◆ Your objective:
Return each line containing the string "TRUE".
— BEGIN Data records —
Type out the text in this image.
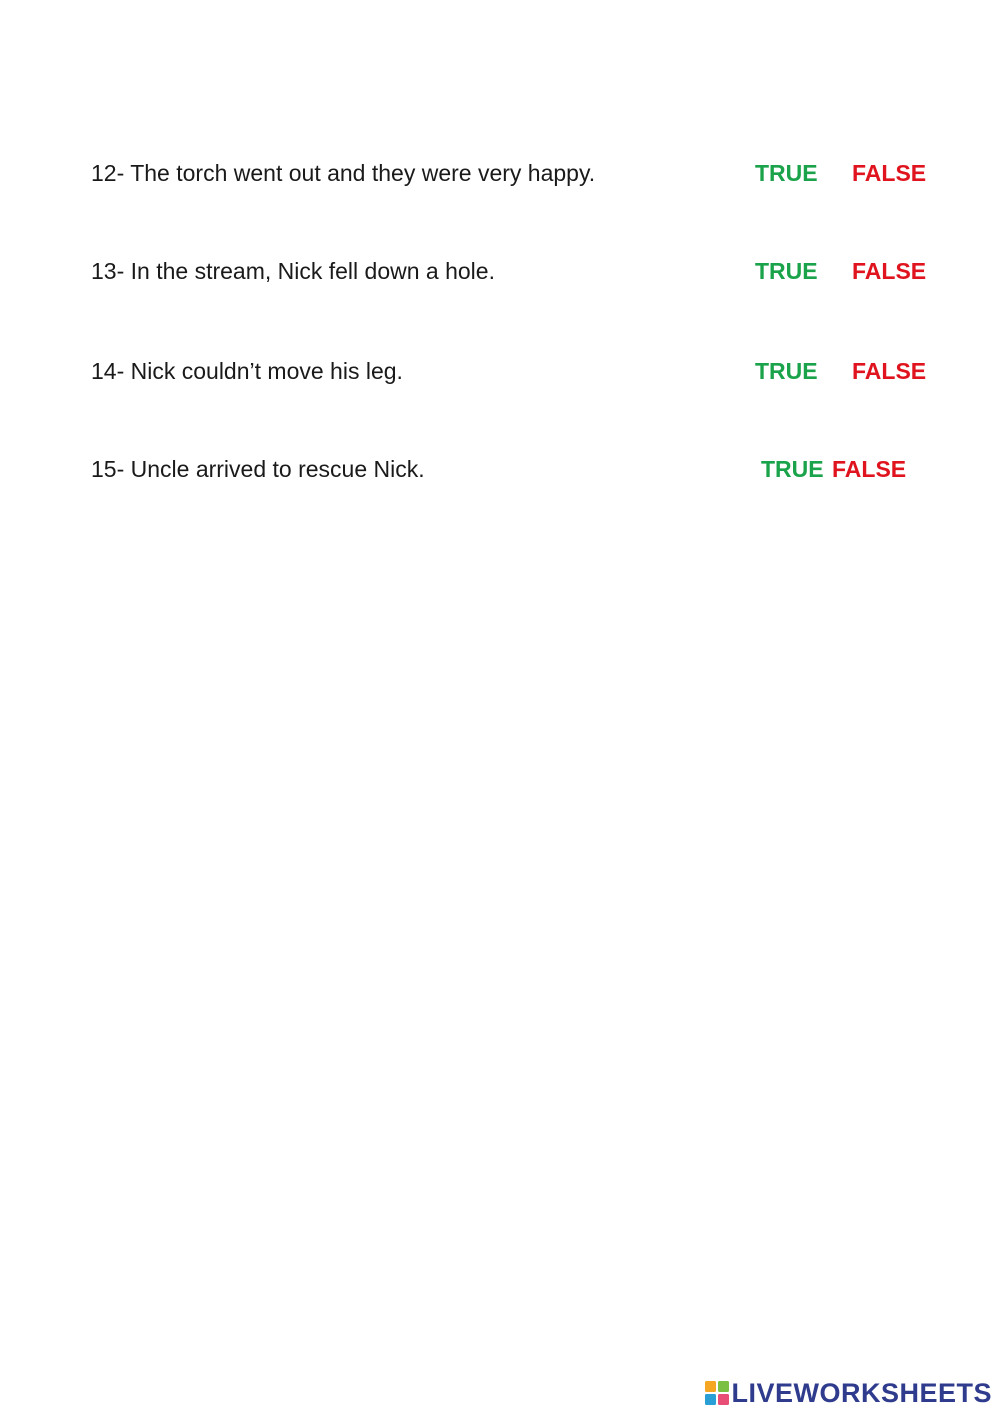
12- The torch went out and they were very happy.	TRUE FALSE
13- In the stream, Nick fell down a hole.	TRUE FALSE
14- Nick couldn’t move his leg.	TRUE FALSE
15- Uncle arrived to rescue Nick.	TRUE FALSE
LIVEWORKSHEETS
— END Data records —
— BEGIN Data records —
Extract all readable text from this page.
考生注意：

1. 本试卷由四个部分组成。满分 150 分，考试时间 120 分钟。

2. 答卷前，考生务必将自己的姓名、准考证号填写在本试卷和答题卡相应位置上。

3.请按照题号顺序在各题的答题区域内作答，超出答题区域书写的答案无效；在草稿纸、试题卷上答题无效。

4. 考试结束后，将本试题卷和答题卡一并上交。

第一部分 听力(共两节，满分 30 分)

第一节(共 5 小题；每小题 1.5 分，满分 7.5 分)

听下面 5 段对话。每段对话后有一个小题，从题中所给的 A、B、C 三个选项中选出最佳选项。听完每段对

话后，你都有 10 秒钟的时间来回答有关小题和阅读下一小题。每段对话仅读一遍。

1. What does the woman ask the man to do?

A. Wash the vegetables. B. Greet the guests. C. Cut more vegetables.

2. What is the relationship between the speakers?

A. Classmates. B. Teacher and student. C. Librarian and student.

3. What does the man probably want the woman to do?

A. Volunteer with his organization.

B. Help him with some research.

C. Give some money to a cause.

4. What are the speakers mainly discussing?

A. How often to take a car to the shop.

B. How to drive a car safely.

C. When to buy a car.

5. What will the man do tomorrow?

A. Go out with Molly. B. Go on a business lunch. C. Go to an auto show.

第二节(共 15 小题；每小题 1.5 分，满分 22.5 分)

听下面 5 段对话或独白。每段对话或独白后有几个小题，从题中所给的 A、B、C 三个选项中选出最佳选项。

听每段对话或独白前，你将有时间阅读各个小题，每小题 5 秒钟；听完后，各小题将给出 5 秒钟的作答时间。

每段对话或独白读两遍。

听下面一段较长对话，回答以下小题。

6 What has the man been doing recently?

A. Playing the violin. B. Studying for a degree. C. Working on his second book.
— END Data records —
— BEGIN Data records —
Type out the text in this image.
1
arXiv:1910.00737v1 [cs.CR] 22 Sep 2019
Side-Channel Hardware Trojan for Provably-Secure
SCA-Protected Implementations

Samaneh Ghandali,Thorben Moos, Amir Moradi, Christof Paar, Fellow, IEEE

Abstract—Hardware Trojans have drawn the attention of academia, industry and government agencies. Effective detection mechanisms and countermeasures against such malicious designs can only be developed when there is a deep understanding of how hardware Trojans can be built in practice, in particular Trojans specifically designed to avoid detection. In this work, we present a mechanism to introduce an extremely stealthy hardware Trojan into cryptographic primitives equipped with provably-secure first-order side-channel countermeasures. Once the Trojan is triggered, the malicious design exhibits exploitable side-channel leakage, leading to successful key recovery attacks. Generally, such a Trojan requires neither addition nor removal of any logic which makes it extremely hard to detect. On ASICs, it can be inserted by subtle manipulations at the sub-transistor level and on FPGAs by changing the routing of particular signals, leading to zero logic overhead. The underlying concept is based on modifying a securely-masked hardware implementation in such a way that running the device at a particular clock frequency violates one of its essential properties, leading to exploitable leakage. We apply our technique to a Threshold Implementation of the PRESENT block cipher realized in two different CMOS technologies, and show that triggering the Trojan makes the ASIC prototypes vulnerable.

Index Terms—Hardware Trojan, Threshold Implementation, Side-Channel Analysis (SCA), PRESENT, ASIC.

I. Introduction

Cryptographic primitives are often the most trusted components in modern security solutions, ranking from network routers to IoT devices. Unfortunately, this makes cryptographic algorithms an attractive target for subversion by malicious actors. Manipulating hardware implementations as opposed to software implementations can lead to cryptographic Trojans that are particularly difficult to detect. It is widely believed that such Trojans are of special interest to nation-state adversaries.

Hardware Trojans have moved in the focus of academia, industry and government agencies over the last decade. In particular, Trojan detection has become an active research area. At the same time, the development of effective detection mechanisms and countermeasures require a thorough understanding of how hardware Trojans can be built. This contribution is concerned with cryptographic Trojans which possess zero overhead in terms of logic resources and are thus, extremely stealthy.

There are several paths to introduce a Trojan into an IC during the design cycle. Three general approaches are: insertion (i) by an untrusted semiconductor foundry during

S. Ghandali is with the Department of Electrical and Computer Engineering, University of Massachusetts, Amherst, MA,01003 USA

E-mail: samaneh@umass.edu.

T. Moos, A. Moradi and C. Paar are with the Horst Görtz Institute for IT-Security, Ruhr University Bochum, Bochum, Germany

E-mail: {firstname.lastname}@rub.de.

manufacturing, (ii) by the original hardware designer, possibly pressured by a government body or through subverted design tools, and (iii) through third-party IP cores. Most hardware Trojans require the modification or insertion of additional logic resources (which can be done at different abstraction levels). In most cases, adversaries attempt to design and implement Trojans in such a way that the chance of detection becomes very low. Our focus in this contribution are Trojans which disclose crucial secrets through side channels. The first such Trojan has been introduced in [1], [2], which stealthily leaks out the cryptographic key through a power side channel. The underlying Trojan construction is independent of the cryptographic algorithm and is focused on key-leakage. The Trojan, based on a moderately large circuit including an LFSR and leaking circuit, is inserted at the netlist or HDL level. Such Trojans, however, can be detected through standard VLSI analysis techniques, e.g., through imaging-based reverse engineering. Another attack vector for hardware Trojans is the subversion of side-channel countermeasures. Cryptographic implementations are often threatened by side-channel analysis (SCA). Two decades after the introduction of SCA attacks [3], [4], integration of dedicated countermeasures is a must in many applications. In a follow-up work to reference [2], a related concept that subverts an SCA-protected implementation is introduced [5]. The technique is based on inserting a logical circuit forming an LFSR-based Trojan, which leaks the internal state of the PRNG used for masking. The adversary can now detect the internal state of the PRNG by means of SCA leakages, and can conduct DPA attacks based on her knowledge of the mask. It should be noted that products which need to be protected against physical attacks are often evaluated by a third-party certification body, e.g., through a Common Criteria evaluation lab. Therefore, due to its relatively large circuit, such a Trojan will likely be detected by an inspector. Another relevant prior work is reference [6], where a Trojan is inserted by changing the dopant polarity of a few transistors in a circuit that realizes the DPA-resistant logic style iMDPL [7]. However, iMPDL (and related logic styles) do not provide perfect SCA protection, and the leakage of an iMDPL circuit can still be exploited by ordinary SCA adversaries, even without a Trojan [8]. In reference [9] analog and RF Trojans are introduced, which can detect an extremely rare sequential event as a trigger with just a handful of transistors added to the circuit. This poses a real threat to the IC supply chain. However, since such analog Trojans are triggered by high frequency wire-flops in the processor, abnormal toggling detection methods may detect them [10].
— END Data records —
◆ Written solution:
12- The torch went out and they were very happy.	TRUE FALSE
13- In the stream, Nick fell down a hole.	TRUE FALSE
14- Nick couldn’t move his leg.	TRUE FALSE
15- Uncle arrived to rescue Nick.	TRUE FALSE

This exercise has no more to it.